Can you switch every "icon-cell" in the listing below to "grid-tile" and leave everything else unchanged?

** begin **

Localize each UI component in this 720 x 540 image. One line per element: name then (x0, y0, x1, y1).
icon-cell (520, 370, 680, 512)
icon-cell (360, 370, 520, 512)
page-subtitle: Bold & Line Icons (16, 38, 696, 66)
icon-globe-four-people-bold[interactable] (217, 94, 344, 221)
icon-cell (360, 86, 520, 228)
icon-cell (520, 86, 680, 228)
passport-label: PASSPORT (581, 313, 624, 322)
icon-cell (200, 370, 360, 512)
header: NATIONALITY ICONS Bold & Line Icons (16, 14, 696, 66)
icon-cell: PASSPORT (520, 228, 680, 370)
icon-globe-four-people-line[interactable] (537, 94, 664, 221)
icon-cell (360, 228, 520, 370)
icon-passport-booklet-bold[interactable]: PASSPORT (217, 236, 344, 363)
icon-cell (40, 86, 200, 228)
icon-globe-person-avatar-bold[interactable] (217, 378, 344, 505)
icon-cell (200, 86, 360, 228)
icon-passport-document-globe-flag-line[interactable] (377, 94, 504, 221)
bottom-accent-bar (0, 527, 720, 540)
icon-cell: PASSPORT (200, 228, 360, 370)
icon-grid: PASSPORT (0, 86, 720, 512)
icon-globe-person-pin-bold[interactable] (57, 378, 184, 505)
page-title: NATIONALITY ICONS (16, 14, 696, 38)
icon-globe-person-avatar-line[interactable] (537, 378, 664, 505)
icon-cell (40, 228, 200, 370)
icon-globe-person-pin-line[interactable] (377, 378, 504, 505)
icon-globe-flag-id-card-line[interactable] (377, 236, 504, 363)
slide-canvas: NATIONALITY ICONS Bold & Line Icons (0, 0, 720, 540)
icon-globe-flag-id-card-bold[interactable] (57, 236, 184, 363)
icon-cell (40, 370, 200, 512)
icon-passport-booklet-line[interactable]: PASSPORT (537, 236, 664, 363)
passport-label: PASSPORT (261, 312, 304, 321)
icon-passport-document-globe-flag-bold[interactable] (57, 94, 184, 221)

** end **

» Result of the exercise
Localize each UI component in this 720 x 540 image. One line per element: name then (x0, y0, x1, y1).
grid-tile (520, 370, 680, 512)
grid-tile (360, 370, 520, 512)
page-subtitle: Bold & Line Icons (16, 38, 696, 66)
icon-globe-four-people-bold[interactable] (217, 94, 344, 221)
grid-tile (360, 86, 520, 228)
grid-tile (520, 86, 680, 228)
passport-label: PASSPORT (581, 313, 624, 322)
grid-tile (200, 370, 360, 512)
header: NATIONALITY ICONS Bold & Line Icons (16, 14, 696, 66)
grid-tile: PASSPORT (520, 228, 680, 370)
icon-globe-four-people-line[interactable] (537, 94, 664, 221)
grid-tile (360, 228, 520, 370)
icon-passport-booklet-bold[interactable]: PASSPORT (217, 236, 344, 363)
grid-tile (40, 86, 200, 228)
icon-globe-person-avatar-bold[interactable] (217, 378, 344, 505)
grid-tile (200, 86, 360, 228)
icon-passport-document-globe-flag-line[interactable] (377, 94, 504, 221)
bottom-accent-bar (0, 527, 720, 540)
grid-tile: PASSPORT (200, 228, 360, 370)
icon-grid: PASSPORT (0, 86, 720, 512)
icon-globe-person-pin-bold[interactable] (57, 378, 184, 505)
page-title: NATIONALITY ICONS (16, 14, 696, 38)
icon-globe-person-avatar-line[interactable] (537, 378, 664, 505)
grid-tile (40, 228, 200, 370)
icon-globe-person-pin-line[interactable] (377, 378, 504, 505)
icon-globe-flag-id-card-line[interactable] (377, 236, 504, 363)
slide-canvas: NATIONALITY ICONS Bold & Line Icons (0, 0, 720, 540)
icon-globe-flag-id-card-bold[interactable] (57, 236, 184, 363)
grid-tile (40, 370, 200, 512)
icon-passport-booklet-line[interactable]: PASSPORT (537, 236, 664, 363)
passport-label: PASSPORT (261, 312, 304, 321)
icon-passport-document-globe-flag-bold[interactable] (57, 94, 184, 221)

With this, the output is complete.